• The task: Transcribe the records exactly. Pictures do not belong in the transcription.

--- start of Records for the exercise ---

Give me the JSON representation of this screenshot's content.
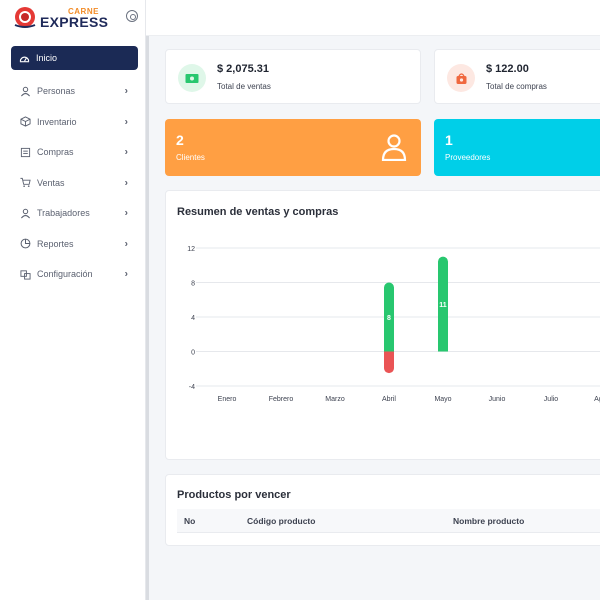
{
  "brand": {
    "small": "CARNE",
    "big": "EXPRESS"
  },
  "nav": [
    {
      "label": "Inicio",
      "icon": "dashboard-icon",
      "active": true
    },
    {
      "label": "Personas",
      "icon": "user-icon"
    },
    {
      "label": "Inventario",
      "icon": "box-icon"
    },
    {
      "label": "Compras",
      "icon": "receipt-icon"
    },
    {
      "label": "Ventas",
      "icon": "cart-icon"
    },
    {
      "label": "Trabajadores",
      "icon": "user-icon"
    },
    {
      "label": "Reportes",
      "icon": "pie-chart-icon"
    },
    {
      "label": "Configuración",
      "icon": "settings-icon"
    }
  ],
  "stats": {
    "sales": {
      "amount": "$ 2,075.31",
      "label": "Total de ventas",
      "color": "#2ecc71"
    },
    "purchases": {
      "amount": "$ 122.00",
      "label": "Total de compras",
      "color": "#f0683f"
    }
  },
  "counts": {
    "clients": {
      "value": "2",
      "label": "Clientes",
      "color": "#ff9f43"
    },
    "providers": {
      "value": "1",
      "label": "Proveedores",
      "color": "#00cfe8"
    }
  },
  "chart_panel": {
    "title": "Resumen de ventas y compras"
  },
  "chart_data": {
    "type": "bar",
    "categories": [
      "Enero",
      "Febrero",
      "Marzo",
      "Abril",
      "Mayo",
      "Junio",
      "Julio",
      "Agosto"
    ],
    "series": [
      {
        "values": [
          0,
          0,
          0,
          8,
          11,
          0,
          0,
          0
        ],
        "color": "#28c76f"
      },
      {
        "values": [
          0,
          0,
          0,
          -2.5,
          0,
          0,
          0,
          0
        ],
        "color": "#ea5455"
      }
    ],
    "data_labels": [
      "",
      "",
      "",
      "8",
      "11",
      "",
      "",
      ""
    ],
    "yticks": [
      12,
      8,
      4,
      0,
      -4
    ],
    "ylim": [
      -4,
      12
    ],
    "grid": true
  },
  "products_panel": {
    "title": "Productos por vencer",
    "columns": [
      "No",
      "Código producto",
      "Nombre producto"
    ]
  }
}
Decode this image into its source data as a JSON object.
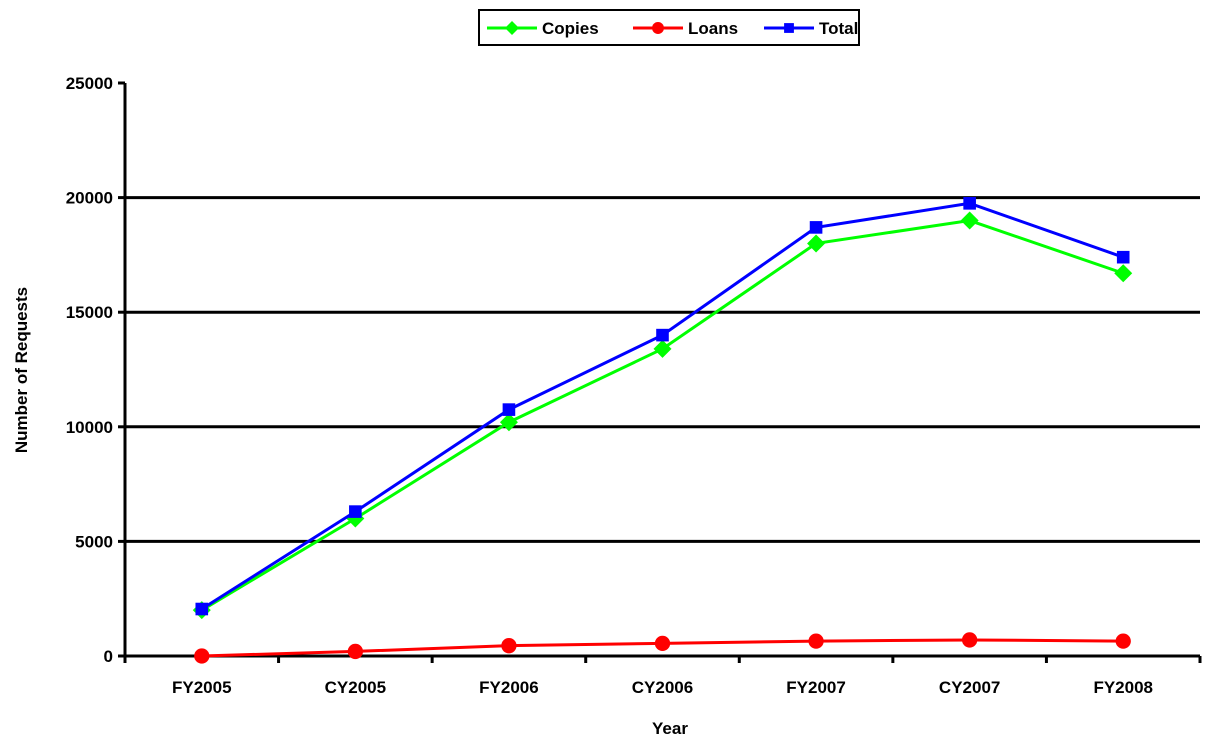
{
  "chart_data": {
    "type": "line",
    "title": "",
    "xlabel": "Year",
    "ylabel": "Number of Requests",
    "categories": [
      "FY2005",
      "CY2005",
      "FY2006",
      "CY2006",
      "FY2007",
      "CY2007",
      "FY2008"
    ],
    "ylim": [
      0,
      25000
    ],
    "yticks": [
      0,
      5000,
      10000,
      15000,
      20000,
      25000
    ],
    "grid": "horizontal",
    "legend": "top-center",
    "series": [
      {
        "name": "Copies",
        "color": "#00ff00",
        "marker": "diamond",
        "values": [
          2000,
          6000,
          10200,
          13400,
          18000,
          19000,
          16700
        ]
      },
      {
        "name": "Loans",
        "color": "#ff0000",
        "marker": "circle",
        "values": [
          0,
          200,
          450,
          550,
          650,
          700,
          650
        ]
      },
      {
        "name": "Total",
        "color": "#0000ff",
        "marker": "square",
        "values": [
          2050,
          6300,
          10750,
          14000,
          18700,
          19750,
          17400
        ]
      }
    ]
  }
}
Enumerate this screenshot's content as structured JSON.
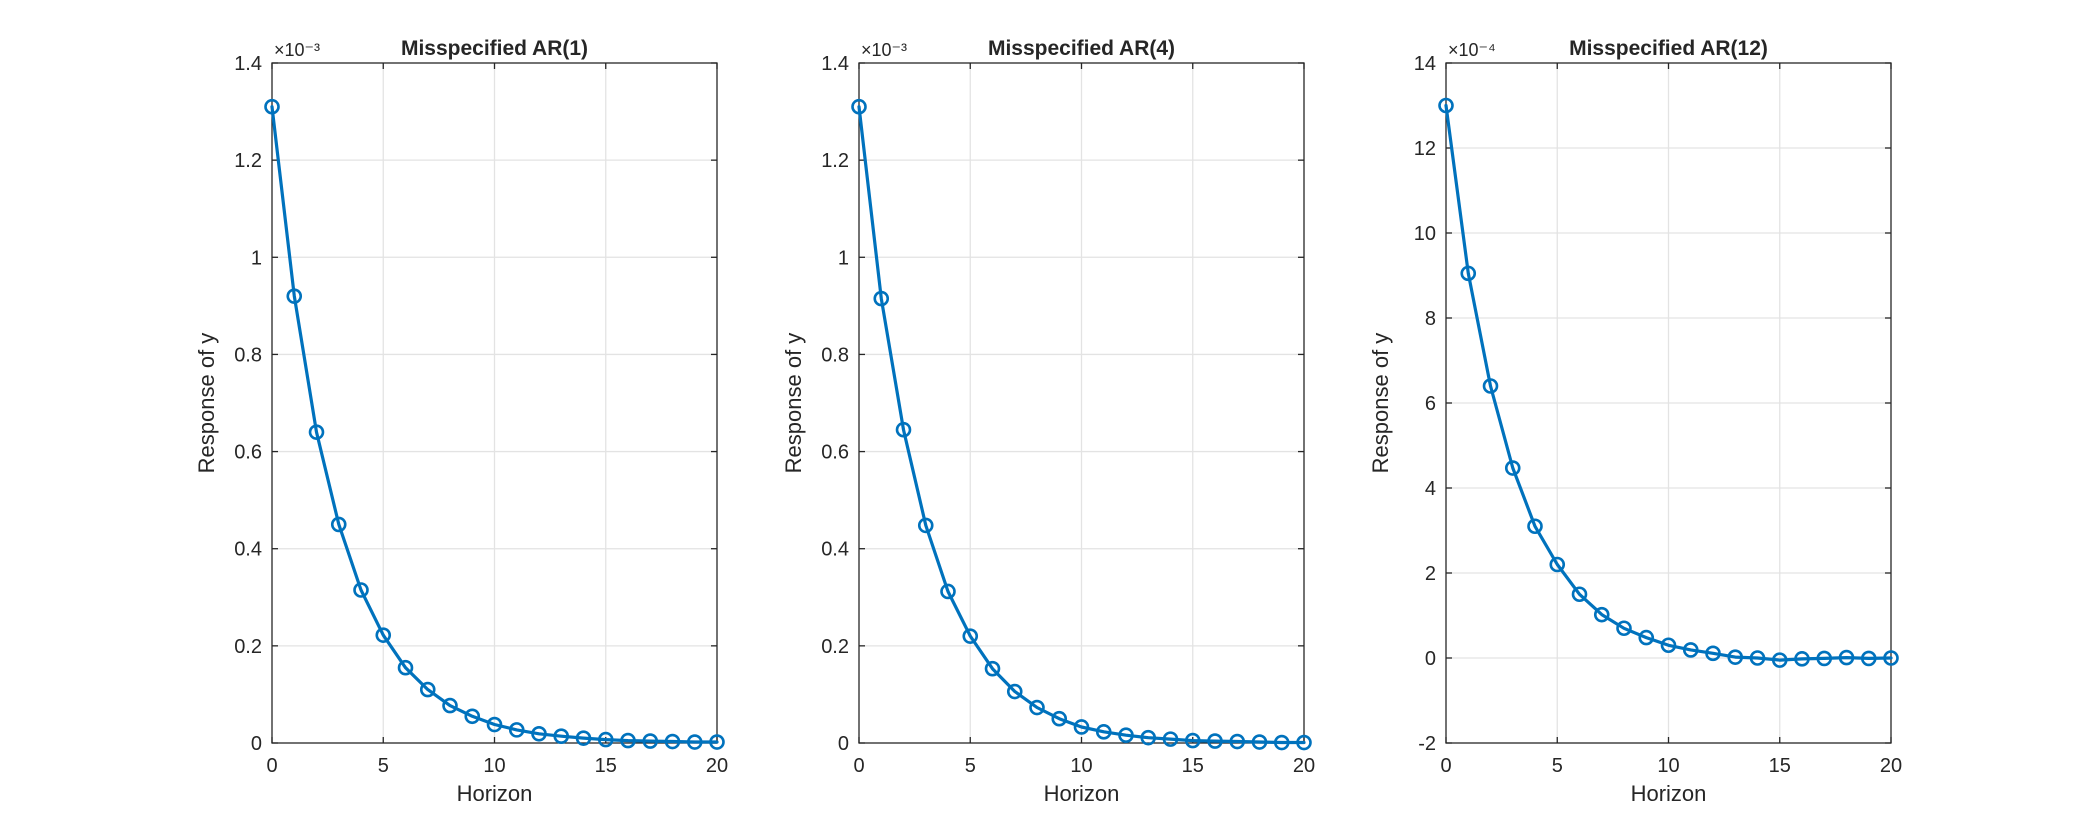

--- end of Records for the exercise ---

• Task result:
Give me the JSON representation of this screenshot's content.
{
  "brand": {
    "small": "CARNE",
    "big": "EXPRESS"
  },
  "nav": [
    {
      "label": "Inicio",
      "icon": "dashboard-icon",
      "active": true
    },
    {
      "label": "Personas",
      "icon": "user-icon"
    },
    {
      "label": "Inventario",
      "icon": "box-icon"
    },
    {
      "label": "Compras",
      "icon": "receipt-icon"
    },
    {
      "label": "Ventas",
      "icon": "cart-icon"
    },
    {
      "label": "Trabajadores",
      "icon": "user-icon"
    },
    {
      "label": "Reportes",
      "icon": "pie-chart-icon"
    },
    {
      "label": "Configuración",
      "icon": "settings-icon"
    }
  ],
  "stats": {
    "sales": {
      "amount": "$ 2,075.31",
      "label": "Total de ventas",
      "color": "#2ecc71"
    },
    "purchases": {
      "amount": "$ 122.00",
      "label": "Total de compras",
      "color": "#f0683f"
    }
  },
  "counts": {
    "clients": {
      "value": "2",
      "label": "Clientes",
      "color": "#ff9f43"
    },
    "providers": {
      "value": "1",
      "label": "Proveedores",
      "color": "#00cfe8"
    }
  },
  "chart_panel": {
    "title": "Resumen de ventas y compras"
  },
  "chart_data": {
    "type": "bar",
    "categories": [
      "Enero",
      "Febrero",
      "Marzo",
      "Abril",
      "Mayo",
      "Junio",
      "Julio",
      "Agosto"
    ],
    "series": [
      {
        "values": [
          0,
          0,
          0,
          8,
          11,
          0,
          0,
          0
        ],
        "color": "#28c76f"
      },
      {
        "values": [
          0,
          0,
          0,
          -2.5,
          0,
          0,
          0,
          0
        ],
        "color": "#ea5455"
      }
    ],
    "data_labels": [
      "",
      "",
      "",
      "8",
      "11",
      "",
      "",
      ""
    ],
    "yticks": [
      12,
      8,
      4,
      0,
      -4
    ],
    "ylim": [
      -4,
      12
    ],
    "grid": true
  },
  "products_panel": {
    "title": "Productos por vencer",
    "columns": [
      "No",
      "Código producto",
      "Nombre producto"
    ]
  }
}
Decode this image into its source data as a JSON object.
{
  "chart_data": {
    "type": "line",
    "title": "",
    "xlabel": "Year",
    "ylabel": "Number of Requests",
    "categories": [
      "FY2005",
      "CY2005",
      "FY2006",
      "CY2006",
      "FY2007",
      "CY2007",
      "FY2008"
    ],
    "ylim": [
      0,
      25000
    ],
    "yticks": [
      0,
      5000,
      10000,
      15000,
      20000,
      25000
    ],
    "grid": "horizontal",
    "legend": "top-center",
    "series": [
      {
        "name": "Copies",
        "color": "#00ff00",
        "marker": "diamond",
        "values": [
          2000,
          6000,
          10200,
          13400,
          18000,
          19000,
          16700
        ]
      },
      {
        "name": "Loans",
        "color": "#ff0000",
        "marker": "circle",
        "values": [
          0,
          200,
          450,
          550,
          650,
          700,
          650
        ]
      },
      {
        "name": "Total",
        "color": "#0000ff",
        "marker": "square",
        "values": [
          2050,
          6300,
          10750,
          14000,
          18700,
          19750,
          17400
        ]
      }
    ]
  }
}
Enumerate this screenshot's content as structured JSON.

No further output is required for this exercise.